[Records about charts and figures]

· · · · ·

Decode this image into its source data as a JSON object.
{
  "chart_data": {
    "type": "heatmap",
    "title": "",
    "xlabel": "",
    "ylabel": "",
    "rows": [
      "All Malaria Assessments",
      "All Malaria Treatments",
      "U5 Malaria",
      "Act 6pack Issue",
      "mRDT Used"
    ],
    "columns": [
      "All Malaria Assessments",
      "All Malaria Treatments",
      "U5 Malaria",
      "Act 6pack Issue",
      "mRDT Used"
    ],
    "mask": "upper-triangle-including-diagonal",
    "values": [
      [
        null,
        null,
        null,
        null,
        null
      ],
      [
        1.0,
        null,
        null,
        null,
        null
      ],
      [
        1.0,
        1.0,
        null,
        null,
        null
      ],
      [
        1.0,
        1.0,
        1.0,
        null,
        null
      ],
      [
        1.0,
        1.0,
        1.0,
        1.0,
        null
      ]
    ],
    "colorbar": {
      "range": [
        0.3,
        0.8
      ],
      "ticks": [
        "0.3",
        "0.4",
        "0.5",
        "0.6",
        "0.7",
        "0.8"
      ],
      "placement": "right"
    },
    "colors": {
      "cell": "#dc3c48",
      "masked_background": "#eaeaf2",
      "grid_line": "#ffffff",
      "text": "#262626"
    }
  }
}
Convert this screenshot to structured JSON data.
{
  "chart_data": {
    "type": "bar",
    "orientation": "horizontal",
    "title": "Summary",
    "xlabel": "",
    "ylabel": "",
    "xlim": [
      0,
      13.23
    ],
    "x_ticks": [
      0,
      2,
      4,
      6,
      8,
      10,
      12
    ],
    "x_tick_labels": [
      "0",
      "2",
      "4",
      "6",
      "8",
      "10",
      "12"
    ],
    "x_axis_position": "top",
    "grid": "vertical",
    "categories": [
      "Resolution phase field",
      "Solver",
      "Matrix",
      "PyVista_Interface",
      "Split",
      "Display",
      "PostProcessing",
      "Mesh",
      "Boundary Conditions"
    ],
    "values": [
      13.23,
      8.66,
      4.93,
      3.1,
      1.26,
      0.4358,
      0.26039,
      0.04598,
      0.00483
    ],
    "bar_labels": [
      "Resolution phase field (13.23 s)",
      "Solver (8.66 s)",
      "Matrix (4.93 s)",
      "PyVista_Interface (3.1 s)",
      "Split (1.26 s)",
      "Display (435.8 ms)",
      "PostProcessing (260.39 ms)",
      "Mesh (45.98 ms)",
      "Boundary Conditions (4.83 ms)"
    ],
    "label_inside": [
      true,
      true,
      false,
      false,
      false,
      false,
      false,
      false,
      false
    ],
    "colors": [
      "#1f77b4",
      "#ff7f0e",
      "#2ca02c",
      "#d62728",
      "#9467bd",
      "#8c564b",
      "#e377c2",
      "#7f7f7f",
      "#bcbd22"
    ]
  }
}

· · · · ·

▸ What is required:
Write out the whole listing exactly.

▸ Finished exercise:
Decode this image into its source data as a JSON object.
{
  "chart_data": {
    "type": "heatmap",
    "title": "",
    "xlabel": "",
    "ylabel": "",
    "rows": [
      "All Malaria Assessments",
      "All Malaria Treatments",
      "U5 Malaria",
      "Act 6pack Issue",
      "mRDT Used"
    ],
    "columns": [
      "All Malaria Assessments",
      "All Malaria Treatments",
      "U5 Malaria",
      "Act 6pack Issue",
      "mRDT Used"
    ],
    "mask": "upper-triangle-including-diagonal",
    "values": [
      [
        null,
        null,
        null,
        null,
        null
      ],
      [
        1.0,
        null,
        null,
        null,
        null
      ],
      [
        1.0,
        1.0,
        null,
        null,
        null
      ],
      [
        1.0,
        1.0,
        1.0,
        null,
        null
      ],
      [
        1.0,
        1.0,
        1.0,
        1.0,
        null
      ]
    ],
    "colorbar": {
      "range": [
        0.3,
        0.8
      ],
      "ticks": [
        "0.3",
        "0.4",
        "0.5",
        "0.6",
        "0.7",
        "0.8"
      ],
      "placement": "right"
    },
    "colors": {
      "cell": "#dc3c48",
      "masked_background": "#eaeaf2",
      "grid_line": "#ffffff",
      "text": "#262626"
    }
  }
}
Convert this screenshot to structured JSON data.
{
  "chart_data": {
    "type": "bar",
    "orientation": "horizontal",
    "title": "Summary",
    "xlabel": "",
    "ylabel": "",
    "xlim": [
      0,
      13.23
    ],
    "x_ticks": [
      0,
      2,
      4,
      6,
      8,
      10,
      12
    ],
    "x_tick_labels": [
      "0",
      "2",
      "4",
      "6",
      "8",
      "10",
      "12"
    ],
    "x_axis_position": "top",
    "grid": "vertical",
    "categories": [
      "Resolution phase field",
      "Solver",
      "Matrix",
      "PyVista_Interface",
      "Split",
      "Display",
      "PostProcessing",
      "Mesh",
      "Boundary Conditions"
    ],
    "values": [
      13.23,
      8.66,
      4.93,
      3.1,
      1.26,
      0.4358,
      0.26039,
      0.04598,
      0.00483
    ],
    "bar_labels": [
      "Resolution phase field (13.23 s)",
      "Solver (8.66 s)",
      "Matrix (4.93 s)",
      "PyVista_Interface (3.1 s)",
      "Split (1.26 s)",
      "Display (435.8 ms)",
      "PostProcessing (260.39 ms)",
      "Mesh (45.98 ms)",
      "Boundary Conditions (4.83 ms)"
    ],
    "label_inside": [
      true,
      true,
      false,
      false,
      false,
      false,
      false,
      false,
      false
    ],
    "colors": [
      "#1f77b4",
      "#ff7f0e",
      "#2ca02c",
      "#d62728",
      "#9467bd",
      "#8c564b",
      "#e377c2",
      "#7f7f7f",
      "#bcbd22"
    ]
  }
}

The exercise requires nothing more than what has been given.